Available records:
* BEGIN *

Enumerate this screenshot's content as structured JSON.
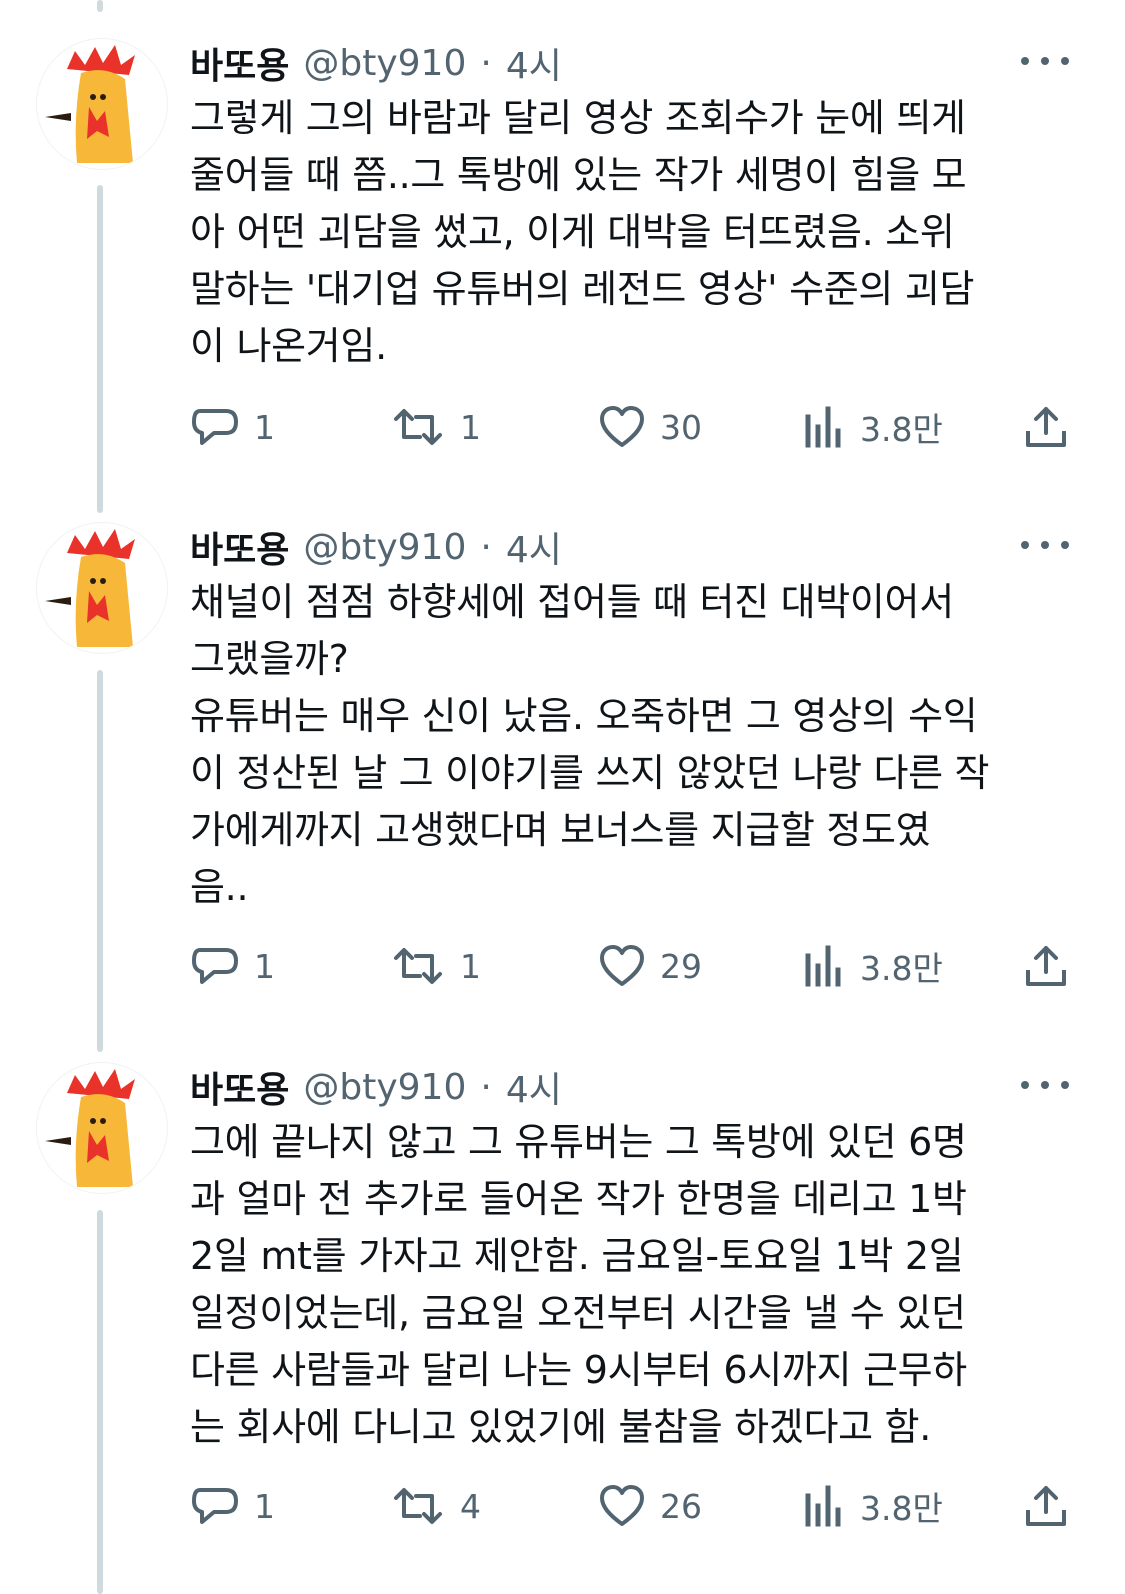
{
  "tweets": [
    {
      "author": {
        "name": "바또용",
        "handle": "@bty910",
        "separator": "·",
        "time": "4시"
      },
      "text": "그렇게 그의 바람과 달리 영상 조회수가 눈에 띄게\n줄어들 때 쯤..그 톡방에 있는 작가 세명이 힘을 모\n아 어떤 괴담을 썼고, 이게 대박을 터뜨렸음. 소위\n말하는 '대기업 유튜버의 레전드 영상' 수준의 괴담\n이 나온거임.",
      "stats": {
        "replies": "1",
        "retweets": "1",
        "likes": "30",
        "views": "3.8만"
      }
    },
    {
      "author": {
        "name": "바또용",
        "handle": "@bty910",
        "separator": "·",
        "time": "4시"
      },
      "text": "채널이 점점 하향세에 접어들 때 터진 대박이어서\n그랬을까?\n유튜버는 매우 신이 났음. 오죽하면 그 영상의 수익\n이 정산된 날 그 이야기를 쓰지 않았던 나랑 다른 작\n가에게까지 고생했다며 보너스를 지급할 정도였\n음..",
      "stats": {
        "replies": "1",
        "retweets": "1",
        "likes": "29",
        "views": "3.8만"
      }
    },
    {
      "author": {
        "name": "바또용",
        "handle": "@bty910",
        "separator": "·",
        "time": "4시"
      },
      "text": "그에 끝나지 않고 그 유튜버는 그 톡방에 있던 6명\n과 얼마 전 추가로 들어온 작가 한명을 데리고 1박\n2일 mt를 가자고 제안함. 금요일-토요일 1박 2일\n일정이었는데, 금요일 오전부터 시간을 낼 수 있던\n다른 사람들과 달리 나는 9시부터 6시까지 근무하\n는 회사에 다니고 있었기에 불참을 하겠다고 함.",
      "stats": {
        "replies": "1",
        "retweets": "4",
        "likes": "26",
        "views": "3.8만"
      }
    }
  ],
  "icons": {
    "reply": "reply-icon",
    "retweet": "retweet-icon",
    "like": "heart-icon",
    "views": "views-chart-icon",
    "share": "share-icon",
    "more": "more-icon",
    "avatar": "rooster-avatar"
  },
  "colors": {
    "text": "#0f1419",
    "secondary": "#536471",
    "thread_line": "#cfd9de",
    "avatar_comb": "#e8322a",
    "avatar_face": "#f7b83a"
  }
}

* END *

Required work:
Above are some records. Report the number of their lines that include "text", and add nothing else.

Exercise answer:
4